### Prompt
Gather all lines in the data that hold the string "zoals".

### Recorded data

-*-*-

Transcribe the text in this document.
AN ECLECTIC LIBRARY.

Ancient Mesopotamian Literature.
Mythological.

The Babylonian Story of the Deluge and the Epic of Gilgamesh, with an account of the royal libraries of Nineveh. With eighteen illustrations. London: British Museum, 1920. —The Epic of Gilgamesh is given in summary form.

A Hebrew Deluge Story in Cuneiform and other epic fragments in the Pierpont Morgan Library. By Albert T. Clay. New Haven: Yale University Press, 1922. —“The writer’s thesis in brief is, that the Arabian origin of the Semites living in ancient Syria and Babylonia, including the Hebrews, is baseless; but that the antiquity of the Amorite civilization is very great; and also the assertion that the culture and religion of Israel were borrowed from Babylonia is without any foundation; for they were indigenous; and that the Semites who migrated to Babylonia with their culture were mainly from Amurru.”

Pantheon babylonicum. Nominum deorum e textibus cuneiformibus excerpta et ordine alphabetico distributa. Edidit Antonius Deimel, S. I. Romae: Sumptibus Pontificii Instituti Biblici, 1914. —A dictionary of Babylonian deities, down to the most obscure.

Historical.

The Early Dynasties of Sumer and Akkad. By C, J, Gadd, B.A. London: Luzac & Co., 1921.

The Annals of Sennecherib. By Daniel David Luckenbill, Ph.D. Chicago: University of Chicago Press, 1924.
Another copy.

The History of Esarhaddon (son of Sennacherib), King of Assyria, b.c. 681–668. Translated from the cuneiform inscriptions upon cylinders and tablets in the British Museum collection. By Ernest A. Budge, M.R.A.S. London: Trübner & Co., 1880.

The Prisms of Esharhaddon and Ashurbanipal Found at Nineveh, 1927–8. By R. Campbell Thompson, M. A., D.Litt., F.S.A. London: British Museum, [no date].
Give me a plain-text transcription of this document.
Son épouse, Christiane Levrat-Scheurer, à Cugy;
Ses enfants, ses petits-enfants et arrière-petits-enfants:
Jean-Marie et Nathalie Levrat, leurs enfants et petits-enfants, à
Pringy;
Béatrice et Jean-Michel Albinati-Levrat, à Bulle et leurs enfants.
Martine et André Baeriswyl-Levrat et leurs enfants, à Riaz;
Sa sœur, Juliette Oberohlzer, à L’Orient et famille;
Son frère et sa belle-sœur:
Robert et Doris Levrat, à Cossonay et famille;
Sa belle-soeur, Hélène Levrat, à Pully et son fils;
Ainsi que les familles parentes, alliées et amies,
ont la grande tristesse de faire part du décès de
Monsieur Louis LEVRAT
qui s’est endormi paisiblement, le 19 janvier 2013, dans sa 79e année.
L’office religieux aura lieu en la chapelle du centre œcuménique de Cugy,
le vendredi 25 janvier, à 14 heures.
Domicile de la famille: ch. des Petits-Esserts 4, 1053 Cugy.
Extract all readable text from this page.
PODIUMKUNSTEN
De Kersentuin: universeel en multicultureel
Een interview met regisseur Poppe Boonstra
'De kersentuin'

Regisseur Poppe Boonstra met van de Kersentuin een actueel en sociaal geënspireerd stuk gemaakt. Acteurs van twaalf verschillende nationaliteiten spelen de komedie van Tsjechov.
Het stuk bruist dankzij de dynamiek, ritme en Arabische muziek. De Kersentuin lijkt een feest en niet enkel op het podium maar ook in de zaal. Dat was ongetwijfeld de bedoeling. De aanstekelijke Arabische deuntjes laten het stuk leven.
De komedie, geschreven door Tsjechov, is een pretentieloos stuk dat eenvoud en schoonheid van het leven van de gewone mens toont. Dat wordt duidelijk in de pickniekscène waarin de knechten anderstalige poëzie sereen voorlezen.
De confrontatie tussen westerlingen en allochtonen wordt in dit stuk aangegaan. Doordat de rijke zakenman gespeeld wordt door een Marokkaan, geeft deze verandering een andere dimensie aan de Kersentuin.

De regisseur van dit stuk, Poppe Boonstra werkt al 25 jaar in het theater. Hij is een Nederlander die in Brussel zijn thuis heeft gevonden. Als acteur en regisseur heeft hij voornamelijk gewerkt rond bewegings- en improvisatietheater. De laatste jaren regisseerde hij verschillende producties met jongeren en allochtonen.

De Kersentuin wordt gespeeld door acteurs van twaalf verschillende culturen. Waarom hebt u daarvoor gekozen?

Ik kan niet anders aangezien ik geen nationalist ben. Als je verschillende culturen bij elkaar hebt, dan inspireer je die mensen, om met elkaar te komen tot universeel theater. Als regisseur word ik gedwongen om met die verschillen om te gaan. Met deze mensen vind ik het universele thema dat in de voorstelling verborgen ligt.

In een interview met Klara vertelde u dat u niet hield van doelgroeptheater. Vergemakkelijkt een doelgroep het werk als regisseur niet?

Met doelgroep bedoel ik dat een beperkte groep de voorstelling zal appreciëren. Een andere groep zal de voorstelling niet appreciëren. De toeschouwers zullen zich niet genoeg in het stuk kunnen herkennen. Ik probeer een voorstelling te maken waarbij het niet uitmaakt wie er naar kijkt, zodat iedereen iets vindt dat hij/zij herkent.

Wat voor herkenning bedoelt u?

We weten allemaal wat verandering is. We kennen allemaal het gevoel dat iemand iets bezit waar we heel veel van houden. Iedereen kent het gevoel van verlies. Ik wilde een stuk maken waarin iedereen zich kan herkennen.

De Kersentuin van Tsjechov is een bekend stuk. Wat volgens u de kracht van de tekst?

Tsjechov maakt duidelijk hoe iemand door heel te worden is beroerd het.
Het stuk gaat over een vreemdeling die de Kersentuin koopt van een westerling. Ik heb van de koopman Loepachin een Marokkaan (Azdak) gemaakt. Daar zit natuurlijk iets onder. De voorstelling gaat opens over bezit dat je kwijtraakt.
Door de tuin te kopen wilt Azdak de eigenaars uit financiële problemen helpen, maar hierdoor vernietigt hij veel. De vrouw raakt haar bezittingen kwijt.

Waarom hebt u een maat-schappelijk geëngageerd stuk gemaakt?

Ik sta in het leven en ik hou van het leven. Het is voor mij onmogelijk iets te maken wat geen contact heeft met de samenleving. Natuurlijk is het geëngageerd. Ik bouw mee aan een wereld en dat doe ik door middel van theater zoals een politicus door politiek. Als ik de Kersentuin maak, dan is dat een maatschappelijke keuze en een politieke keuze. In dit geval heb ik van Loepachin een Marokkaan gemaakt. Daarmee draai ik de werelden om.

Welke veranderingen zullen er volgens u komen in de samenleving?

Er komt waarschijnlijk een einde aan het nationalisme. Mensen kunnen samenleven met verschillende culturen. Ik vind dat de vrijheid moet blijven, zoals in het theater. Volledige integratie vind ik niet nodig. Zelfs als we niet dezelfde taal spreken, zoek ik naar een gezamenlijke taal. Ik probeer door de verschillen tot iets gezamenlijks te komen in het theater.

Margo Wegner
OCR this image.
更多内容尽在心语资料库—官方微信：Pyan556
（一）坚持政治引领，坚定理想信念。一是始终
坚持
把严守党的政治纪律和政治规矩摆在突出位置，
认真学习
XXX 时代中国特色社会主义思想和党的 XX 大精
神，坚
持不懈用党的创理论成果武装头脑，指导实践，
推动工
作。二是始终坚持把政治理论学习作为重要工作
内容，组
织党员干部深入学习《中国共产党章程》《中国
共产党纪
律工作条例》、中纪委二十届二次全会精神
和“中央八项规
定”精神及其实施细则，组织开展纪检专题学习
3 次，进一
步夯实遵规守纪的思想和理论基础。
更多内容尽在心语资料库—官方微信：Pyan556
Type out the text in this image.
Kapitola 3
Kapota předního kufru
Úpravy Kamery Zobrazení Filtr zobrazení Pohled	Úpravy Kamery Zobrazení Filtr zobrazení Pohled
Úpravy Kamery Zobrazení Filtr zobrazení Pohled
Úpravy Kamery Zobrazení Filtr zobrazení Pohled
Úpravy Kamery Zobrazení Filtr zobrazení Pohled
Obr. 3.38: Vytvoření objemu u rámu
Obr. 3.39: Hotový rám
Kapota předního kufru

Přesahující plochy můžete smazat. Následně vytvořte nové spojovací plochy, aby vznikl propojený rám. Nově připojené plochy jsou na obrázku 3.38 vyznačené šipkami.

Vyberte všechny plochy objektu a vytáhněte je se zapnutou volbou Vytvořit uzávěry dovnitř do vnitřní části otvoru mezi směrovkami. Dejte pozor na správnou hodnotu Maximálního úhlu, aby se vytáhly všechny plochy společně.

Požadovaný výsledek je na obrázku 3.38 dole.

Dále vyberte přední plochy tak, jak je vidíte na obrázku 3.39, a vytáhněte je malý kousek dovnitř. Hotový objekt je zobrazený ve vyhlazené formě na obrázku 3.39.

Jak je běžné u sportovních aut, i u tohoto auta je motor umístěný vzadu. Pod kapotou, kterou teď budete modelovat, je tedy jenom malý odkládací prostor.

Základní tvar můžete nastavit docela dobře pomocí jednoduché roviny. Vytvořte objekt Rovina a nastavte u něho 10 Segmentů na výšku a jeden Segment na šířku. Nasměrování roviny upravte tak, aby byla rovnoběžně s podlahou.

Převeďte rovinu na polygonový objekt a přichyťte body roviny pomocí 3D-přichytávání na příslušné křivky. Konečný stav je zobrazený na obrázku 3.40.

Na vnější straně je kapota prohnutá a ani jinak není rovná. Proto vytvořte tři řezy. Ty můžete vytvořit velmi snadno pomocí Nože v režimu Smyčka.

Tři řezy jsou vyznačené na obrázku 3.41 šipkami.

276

-*-*-

### Full solution
Ik sta in het leven en ik hou van het leven. Het is voor mij onmogelijk iets te maken wat geen contact heeft met de samenleving. Natuurlijk is het geëngageerd. Ik bouw mee aan een wereld en dat doe ik door middel van theater zoals een politicus door politiek. Als ik de Kersentuin maak, dan is dat een maatschappelijke keuze en een politieke keuze. In dit geval heb ik van Loepachin een Marokkaan gemaakt. Daarmee draai ik de werelden om.
Er komt waarschijnlijk een einde aan het nationalisme. Mensen kunnen samenleven met verschillende culturen. Ik vind dat de vrijheid moet blijven, zoals in het theater. Volledige integratie vind ik niet nodig. Zelfs als we niet dezelfde taal spreken, zoek ik naar een gezamenlijke taal. Ik probeer door de verschillen tot iets gezamenlijks te komen in het theater.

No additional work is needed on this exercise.